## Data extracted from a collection
----------

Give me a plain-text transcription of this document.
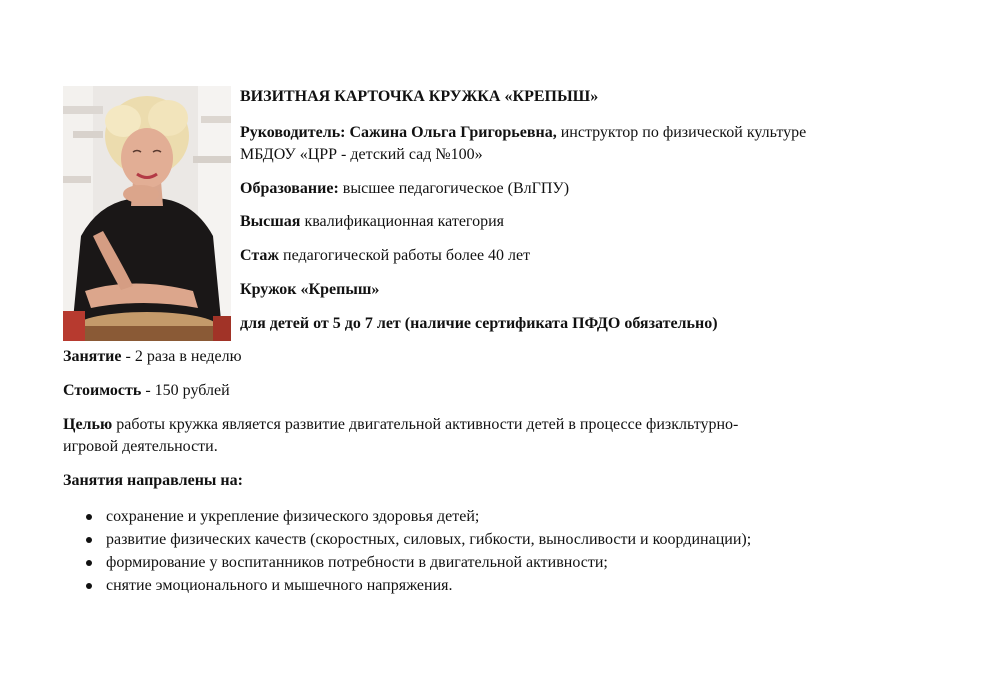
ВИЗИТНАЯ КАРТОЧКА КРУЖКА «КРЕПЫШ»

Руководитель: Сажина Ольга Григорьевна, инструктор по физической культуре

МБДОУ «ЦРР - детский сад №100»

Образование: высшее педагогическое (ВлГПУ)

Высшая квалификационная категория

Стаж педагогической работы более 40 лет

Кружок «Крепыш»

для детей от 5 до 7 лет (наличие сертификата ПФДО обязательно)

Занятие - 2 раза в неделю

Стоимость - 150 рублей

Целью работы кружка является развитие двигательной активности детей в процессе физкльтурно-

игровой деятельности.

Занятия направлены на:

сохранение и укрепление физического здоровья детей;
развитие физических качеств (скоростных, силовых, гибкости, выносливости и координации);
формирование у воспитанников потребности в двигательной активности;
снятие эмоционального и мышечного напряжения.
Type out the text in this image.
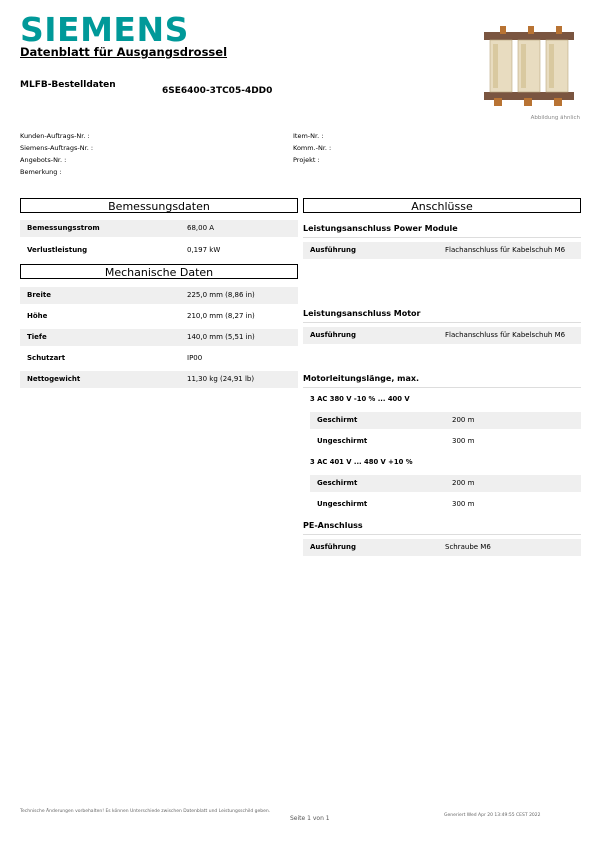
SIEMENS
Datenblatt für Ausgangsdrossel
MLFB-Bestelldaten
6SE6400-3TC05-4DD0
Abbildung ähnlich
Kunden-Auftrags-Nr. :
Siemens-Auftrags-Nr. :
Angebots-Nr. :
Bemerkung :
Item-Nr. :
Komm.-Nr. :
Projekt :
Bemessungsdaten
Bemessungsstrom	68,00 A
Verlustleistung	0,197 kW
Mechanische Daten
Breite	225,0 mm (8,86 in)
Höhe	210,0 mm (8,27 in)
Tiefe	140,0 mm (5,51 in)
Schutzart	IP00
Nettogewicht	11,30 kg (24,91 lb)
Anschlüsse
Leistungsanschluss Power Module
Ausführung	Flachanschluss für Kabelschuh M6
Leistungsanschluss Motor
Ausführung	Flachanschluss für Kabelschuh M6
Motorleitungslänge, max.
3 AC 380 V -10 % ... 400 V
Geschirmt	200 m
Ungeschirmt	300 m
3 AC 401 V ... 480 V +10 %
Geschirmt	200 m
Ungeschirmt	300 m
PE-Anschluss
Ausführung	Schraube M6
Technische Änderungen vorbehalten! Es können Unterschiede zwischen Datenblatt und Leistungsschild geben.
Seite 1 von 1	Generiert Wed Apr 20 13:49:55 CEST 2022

----------

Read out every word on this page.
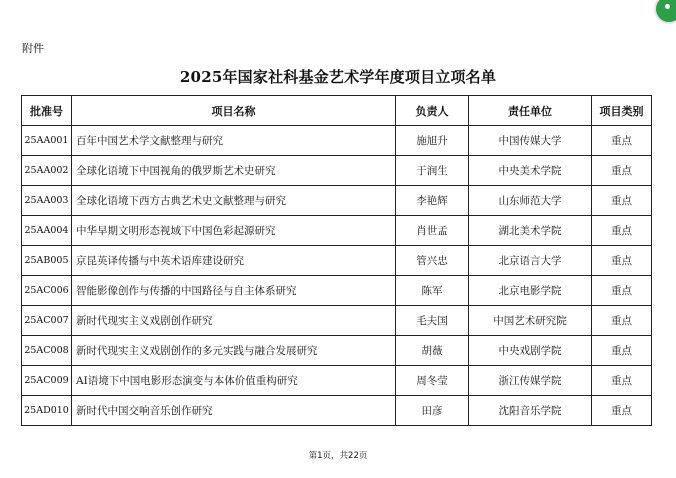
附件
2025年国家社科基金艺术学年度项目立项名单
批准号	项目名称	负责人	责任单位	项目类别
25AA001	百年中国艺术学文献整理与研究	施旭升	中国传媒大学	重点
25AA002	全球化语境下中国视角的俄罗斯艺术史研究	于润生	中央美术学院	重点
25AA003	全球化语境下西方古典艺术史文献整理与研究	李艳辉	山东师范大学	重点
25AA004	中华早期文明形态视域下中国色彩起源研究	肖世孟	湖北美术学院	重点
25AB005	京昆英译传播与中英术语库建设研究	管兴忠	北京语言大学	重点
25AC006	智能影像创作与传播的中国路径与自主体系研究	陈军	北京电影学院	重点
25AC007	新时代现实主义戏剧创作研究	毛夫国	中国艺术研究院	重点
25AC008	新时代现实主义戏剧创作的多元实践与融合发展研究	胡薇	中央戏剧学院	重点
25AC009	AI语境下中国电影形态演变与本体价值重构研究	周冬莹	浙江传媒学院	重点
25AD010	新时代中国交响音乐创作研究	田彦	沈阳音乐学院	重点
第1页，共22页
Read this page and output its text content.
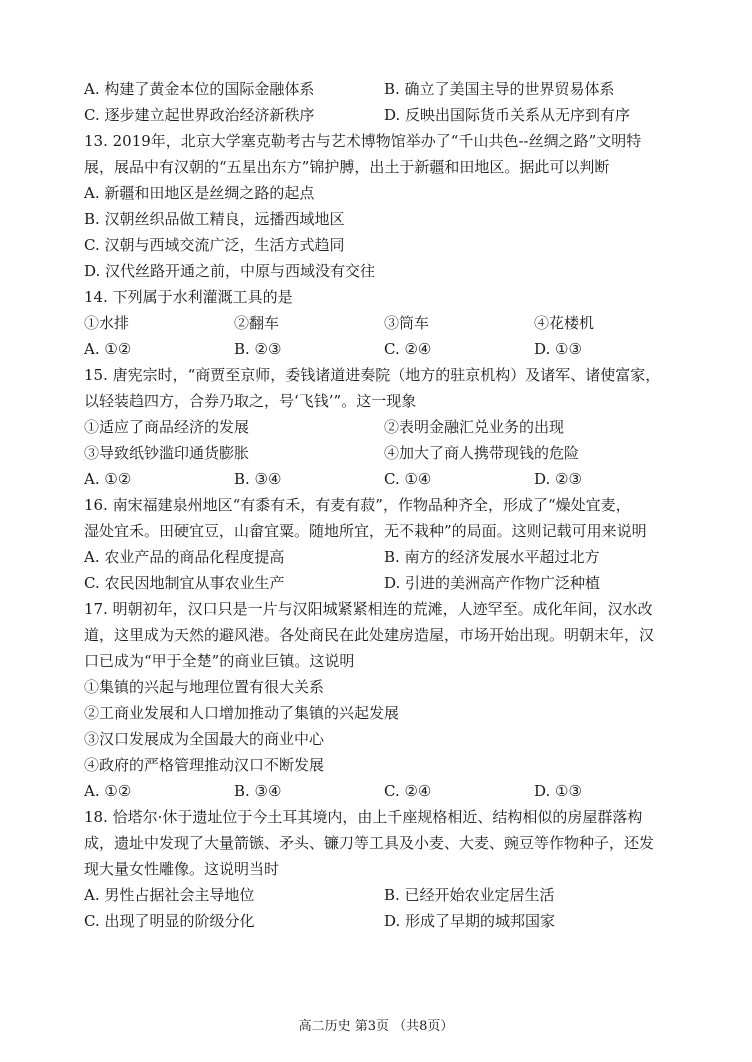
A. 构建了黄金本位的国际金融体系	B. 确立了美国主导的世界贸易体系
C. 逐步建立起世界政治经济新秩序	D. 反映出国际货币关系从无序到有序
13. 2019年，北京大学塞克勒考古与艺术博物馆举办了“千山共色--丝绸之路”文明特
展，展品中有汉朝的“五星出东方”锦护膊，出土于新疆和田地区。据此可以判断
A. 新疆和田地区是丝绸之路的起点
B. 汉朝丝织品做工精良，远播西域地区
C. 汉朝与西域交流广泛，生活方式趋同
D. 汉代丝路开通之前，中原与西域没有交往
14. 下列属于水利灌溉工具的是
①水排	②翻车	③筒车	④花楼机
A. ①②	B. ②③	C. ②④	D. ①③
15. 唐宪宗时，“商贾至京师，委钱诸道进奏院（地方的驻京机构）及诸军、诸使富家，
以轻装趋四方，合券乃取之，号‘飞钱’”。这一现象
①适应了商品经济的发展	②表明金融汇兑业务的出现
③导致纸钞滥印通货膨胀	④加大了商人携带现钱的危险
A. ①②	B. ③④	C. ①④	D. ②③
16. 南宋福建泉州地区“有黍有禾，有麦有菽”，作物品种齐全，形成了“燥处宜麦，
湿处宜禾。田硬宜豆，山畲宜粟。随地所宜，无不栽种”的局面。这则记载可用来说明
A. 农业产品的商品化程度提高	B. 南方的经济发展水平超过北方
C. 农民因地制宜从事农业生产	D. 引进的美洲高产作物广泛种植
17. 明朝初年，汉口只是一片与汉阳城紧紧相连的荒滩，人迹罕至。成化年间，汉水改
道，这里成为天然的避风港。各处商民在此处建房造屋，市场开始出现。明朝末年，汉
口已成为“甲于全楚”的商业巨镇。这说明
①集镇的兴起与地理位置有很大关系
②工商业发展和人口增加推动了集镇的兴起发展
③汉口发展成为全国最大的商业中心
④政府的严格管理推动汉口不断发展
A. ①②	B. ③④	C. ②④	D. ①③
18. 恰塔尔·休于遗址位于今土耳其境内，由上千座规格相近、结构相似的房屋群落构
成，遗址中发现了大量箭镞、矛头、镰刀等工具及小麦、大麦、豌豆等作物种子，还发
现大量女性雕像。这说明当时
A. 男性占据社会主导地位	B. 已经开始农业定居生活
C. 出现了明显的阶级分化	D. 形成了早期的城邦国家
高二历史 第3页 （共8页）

----------

## REQUIRED WORK
How many of the lines above include the string "активности"? Answer with the number only.

## EXERCISE RESULT
2